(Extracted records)
— START —
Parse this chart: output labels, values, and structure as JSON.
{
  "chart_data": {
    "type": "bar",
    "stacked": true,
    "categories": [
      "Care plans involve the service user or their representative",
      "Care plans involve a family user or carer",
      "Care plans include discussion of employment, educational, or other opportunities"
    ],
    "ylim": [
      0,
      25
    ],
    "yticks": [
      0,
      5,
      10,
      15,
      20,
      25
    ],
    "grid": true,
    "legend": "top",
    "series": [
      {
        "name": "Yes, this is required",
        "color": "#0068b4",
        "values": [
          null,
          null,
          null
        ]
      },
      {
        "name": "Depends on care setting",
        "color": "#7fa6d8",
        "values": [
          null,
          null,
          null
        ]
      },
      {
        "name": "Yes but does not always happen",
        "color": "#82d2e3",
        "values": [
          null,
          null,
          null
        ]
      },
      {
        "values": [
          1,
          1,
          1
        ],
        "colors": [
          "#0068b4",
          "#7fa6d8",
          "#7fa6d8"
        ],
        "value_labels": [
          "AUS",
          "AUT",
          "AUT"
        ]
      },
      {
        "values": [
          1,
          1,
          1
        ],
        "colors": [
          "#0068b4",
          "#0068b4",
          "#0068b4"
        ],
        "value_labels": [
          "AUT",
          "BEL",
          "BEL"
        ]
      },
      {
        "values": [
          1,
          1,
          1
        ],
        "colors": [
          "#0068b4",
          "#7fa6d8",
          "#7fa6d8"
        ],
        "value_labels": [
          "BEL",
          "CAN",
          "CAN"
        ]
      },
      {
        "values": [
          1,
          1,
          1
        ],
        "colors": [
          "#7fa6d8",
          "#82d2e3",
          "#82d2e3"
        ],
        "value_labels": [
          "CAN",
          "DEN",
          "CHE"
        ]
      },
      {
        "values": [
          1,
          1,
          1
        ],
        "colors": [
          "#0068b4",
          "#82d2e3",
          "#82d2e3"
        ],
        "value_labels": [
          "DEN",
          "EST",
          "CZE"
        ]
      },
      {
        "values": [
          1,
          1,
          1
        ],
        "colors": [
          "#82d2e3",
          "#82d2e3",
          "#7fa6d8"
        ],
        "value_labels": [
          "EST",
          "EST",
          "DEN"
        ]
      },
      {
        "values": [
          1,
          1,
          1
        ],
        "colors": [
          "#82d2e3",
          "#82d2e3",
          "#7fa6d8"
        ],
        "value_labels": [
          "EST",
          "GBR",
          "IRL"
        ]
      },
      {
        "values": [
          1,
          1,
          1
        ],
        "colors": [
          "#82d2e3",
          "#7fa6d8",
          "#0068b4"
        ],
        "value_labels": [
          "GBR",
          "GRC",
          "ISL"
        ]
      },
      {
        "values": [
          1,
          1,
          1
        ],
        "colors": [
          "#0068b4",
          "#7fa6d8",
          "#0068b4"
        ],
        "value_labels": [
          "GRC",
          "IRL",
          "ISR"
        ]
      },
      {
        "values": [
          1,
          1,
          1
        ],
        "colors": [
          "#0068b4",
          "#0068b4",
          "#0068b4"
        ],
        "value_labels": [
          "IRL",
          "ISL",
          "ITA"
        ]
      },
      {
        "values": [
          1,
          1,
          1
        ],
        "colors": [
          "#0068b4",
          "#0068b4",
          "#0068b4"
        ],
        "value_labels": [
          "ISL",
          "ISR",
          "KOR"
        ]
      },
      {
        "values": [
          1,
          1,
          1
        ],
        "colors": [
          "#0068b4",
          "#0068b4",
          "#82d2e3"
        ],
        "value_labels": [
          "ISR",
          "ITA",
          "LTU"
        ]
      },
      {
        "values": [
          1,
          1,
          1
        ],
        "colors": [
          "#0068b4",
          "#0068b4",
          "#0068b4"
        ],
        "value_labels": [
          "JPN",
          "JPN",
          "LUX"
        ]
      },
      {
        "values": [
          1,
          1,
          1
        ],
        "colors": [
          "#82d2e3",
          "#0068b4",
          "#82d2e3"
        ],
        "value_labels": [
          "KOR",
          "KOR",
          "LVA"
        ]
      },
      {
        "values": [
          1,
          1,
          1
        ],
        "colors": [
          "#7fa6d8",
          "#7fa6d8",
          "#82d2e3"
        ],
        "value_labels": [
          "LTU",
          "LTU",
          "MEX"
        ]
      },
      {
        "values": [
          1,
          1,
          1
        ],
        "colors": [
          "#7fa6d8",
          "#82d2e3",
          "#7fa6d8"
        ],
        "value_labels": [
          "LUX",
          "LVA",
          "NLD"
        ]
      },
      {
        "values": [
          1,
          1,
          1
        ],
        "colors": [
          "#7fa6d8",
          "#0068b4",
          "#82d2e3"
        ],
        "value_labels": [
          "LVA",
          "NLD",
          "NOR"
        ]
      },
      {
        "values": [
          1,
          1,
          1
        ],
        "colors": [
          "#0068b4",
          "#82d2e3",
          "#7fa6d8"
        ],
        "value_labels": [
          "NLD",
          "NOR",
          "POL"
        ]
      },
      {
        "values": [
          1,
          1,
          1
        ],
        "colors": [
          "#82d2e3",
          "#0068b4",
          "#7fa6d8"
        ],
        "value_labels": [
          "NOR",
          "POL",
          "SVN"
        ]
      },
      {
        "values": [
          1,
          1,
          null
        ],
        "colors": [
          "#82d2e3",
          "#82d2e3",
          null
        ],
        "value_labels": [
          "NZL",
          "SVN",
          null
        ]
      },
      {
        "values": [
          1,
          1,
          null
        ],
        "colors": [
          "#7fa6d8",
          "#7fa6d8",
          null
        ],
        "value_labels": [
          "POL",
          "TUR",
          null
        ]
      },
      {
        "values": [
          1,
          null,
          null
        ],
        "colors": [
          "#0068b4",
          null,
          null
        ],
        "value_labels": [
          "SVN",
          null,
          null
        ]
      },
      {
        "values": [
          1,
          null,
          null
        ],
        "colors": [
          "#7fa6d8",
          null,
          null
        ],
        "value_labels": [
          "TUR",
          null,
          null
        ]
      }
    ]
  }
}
— END —
On how many lines does the word "this" appear? Answer with only the number.

Problem solution:
2